▸ To do
Here are some records. Copy each one exactly.
·····
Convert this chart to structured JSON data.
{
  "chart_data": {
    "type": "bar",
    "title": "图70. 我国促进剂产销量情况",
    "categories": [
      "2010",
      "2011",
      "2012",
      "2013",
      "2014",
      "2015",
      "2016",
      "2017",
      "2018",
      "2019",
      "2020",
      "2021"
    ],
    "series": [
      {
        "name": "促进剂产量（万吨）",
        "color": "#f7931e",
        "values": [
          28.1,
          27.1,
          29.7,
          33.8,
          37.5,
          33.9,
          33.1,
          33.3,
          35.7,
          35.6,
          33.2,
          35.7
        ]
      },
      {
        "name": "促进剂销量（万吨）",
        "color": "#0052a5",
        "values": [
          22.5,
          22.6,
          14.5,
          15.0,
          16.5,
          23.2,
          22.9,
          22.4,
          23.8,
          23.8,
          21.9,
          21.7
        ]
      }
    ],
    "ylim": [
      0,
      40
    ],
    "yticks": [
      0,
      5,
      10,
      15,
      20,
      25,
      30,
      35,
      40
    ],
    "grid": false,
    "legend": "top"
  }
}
·····
▸ Output below
Convert this chart to structured JSON data.
{
  "chart_data": {
    "type": "bar",
    "title": "图70. 我国促进剂产销量情况",
    "categories": [
      "2010",
      "2011",
      "2012",
      "2013",
      "2014",
      "2015",
      "2016",
      "2017",
      "2018",
      "2019",
      "2020",
      "2021"
    ],
    "series": [
      {
        "name": "促进剂产量（万吨）",
        "color": "#f7931e",
        "values": [
          28.1,
          27.1,
          29.7,
          33.8,
          37.5,
          33.9,
          33.1,
          33.3,
          35.7,
          35.6,
          33.2,
          35.7
        ]
      },
      {
        "name": "促进剂销量（万吨）",
        "color": "#0052a5",
        "values": [
          22.5,
          22.6,
          14.5,
          15.0,
          16.5,
          23.2,
          22.9,
          22.4,
          23.8,
          23.8,
          21.9,
          21.7
        ]
      }
    ],
    "ylim": [
      0,
      40
    ],
    "yticks": [
      0,
      5,
      10,
      15,
      20,
      25,
      30,
      35,
      40
    ],
    "grid": false,
    "legend": "top"
  }
}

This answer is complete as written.